Short task:
Show every line that has the string "directly" in it.

--- Start Dataset ---

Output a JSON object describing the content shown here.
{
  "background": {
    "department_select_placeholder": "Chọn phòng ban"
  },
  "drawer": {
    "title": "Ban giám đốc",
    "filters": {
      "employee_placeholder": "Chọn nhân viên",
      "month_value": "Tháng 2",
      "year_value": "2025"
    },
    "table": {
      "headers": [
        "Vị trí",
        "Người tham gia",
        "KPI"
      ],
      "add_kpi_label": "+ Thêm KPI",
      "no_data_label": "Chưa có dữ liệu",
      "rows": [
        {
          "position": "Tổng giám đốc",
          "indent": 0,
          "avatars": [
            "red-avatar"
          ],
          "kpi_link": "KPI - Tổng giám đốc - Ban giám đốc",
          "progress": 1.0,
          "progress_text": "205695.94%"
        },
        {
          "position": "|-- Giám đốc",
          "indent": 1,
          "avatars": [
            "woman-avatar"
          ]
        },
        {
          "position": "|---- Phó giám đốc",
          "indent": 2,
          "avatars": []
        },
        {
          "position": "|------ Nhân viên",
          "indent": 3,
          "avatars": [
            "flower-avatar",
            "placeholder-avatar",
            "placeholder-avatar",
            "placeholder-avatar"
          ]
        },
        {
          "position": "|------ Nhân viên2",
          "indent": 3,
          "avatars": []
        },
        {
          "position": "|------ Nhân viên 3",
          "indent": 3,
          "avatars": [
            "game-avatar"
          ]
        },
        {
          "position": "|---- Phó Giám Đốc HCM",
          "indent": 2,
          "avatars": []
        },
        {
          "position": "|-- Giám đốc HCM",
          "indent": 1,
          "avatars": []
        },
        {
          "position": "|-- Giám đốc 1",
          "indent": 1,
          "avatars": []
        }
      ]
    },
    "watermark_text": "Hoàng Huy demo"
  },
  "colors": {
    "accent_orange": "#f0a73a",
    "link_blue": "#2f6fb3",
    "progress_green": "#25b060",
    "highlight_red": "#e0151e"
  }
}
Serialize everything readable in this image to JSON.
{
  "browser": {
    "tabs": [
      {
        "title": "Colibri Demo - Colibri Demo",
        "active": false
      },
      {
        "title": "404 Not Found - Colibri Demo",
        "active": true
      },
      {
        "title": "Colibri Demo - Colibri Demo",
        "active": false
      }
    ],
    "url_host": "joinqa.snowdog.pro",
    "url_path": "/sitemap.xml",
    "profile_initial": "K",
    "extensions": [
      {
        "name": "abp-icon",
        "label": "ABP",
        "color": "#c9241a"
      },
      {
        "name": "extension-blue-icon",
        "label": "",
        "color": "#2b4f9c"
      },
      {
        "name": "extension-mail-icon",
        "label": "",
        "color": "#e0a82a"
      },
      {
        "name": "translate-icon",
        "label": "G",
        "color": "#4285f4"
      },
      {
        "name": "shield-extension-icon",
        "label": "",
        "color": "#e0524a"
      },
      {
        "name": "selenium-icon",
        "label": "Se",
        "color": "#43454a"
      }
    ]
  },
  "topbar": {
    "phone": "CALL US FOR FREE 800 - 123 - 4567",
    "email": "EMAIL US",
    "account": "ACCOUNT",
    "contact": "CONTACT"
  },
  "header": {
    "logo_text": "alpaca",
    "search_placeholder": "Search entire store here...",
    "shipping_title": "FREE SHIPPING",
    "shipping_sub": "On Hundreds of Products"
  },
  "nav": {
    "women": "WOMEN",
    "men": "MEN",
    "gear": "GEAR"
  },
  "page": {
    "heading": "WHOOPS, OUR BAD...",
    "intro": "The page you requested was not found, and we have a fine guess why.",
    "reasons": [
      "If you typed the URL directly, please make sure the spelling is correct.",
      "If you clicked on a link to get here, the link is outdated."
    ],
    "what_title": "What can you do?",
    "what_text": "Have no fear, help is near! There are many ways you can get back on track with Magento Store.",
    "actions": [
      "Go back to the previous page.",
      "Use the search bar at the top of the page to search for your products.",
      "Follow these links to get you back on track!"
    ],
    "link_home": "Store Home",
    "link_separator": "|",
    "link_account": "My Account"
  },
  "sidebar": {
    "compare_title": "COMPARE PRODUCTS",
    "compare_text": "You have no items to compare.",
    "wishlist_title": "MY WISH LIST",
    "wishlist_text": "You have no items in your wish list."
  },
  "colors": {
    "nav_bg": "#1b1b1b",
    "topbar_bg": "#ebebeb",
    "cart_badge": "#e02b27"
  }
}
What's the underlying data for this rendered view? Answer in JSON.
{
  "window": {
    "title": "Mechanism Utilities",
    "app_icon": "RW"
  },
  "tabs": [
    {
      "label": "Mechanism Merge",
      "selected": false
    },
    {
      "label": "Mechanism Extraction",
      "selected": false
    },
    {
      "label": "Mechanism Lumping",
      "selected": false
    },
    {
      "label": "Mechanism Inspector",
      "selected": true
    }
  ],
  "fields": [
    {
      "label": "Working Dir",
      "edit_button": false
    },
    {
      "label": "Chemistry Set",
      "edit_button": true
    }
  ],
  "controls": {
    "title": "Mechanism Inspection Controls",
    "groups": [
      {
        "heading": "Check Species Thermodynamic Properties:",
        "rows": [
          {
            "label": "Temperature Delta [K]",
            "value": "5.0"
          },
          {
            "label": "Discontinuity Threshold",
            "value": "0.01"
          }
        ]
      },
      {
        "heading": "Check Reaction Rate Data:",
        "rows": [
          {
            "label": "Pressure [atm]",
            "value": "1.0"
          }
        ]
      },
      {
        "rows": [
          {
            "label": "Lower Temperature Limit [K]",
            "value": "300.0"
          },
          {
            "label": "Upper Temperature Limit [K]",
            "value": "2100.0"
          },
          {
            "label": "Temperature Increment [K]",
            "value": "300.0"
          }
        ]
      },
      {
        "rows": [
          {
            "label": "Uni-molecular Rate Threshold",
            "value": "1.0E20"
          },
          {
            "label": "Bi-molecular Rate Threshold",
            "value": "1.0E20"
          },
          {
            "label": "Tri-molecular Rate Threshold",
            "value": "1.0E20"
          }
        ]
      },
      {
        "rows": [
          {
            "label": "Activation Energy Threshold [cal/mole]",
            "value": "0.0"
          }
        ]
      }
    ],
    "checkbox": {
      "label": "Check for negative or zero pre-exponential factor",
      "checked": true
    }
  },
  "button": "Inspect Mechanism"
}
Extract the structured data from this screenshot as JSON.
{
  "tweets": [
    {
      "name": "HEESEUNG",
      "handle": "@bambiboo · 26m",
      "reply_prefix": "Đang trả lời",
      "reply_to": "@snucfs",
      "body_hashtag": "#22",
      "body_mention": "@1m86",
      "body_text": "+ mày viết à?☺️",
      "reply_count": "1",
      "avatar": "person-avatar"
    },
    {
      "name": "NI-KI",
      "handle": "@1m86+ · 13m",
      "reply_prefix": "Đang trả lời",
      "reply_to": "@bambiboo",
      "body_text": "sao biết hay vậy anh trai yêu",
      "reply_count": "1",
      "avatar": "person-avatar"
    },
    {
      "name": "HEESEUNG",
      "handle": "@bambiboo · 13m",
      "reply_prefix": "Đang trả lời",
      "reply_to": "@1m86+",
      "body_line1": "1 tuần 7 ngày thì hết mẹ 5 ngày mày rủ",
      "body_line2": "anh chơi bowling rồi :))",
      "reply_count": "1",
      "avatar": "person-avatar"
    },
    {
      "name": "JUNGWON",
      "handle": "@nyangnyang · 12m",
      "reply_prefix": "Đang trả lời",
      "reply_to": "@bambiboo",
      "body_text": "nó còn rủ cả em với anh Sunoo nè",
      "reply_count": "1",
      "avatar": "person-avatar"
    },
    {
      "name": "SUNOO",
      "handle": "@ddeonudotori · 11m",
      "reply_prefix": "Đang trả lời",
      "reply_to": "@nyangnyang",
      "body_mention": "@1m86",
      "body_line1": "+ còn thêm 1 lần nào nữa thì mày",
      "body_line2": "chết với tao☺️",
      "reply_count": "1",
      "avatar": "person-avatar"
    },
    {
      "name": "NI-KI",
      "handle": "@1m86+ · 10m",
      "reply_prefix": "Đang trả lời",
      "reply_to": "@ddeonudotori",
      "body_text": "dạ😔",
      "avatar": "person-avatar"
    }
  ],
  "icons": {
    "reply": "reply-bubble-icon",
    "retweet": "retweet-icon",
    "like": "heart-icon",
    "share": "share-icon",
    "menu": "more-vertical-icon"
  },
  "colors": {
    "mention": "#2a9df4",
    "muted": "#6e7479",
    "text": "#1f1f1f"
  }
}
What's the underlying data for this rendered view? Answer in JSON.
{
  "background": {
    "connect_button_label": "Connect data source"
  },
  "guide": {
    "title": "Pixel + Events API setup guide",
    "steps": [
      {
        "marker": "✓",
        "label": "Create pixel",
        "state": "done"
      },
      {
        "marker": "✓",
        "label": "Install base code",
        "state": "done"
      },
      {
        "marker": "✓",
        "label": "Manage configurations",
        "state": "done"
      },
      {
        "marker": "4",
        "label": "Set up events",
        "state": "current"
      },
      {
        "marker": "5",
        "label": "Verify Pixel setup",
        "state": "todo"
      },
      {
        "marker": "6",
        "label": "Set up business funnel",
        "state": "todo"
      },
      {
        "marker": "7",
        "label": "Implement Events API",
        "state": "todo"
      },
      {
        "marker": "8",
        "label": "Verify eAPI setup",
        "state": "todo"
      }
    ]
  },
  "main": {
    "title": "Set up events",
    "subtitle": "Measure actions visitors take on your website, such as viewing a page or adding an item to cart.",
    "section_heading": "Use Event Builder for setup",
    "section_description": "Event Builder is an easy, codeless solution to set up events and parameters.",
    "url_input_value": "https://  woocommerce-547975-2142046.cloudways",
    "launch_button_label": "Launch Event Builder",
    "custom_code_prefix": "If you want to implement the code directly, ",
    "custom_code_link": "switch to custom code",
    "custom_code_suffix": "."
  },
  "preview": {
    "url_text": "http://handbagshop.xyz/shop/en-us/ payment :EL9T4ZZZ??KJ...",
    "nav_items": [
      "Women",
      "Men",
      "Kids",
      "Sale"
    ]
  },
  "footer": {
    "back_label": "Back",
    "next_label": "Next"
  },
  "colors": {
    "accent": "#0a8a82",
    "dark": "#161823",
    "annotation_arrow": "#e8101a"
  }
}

--- End Dataset ---

Exercise solution:
      "If you typed the URL directly, please make sure the spelling is correct.",
    "custom_code_prefix": "If you want to implement the code directly, ",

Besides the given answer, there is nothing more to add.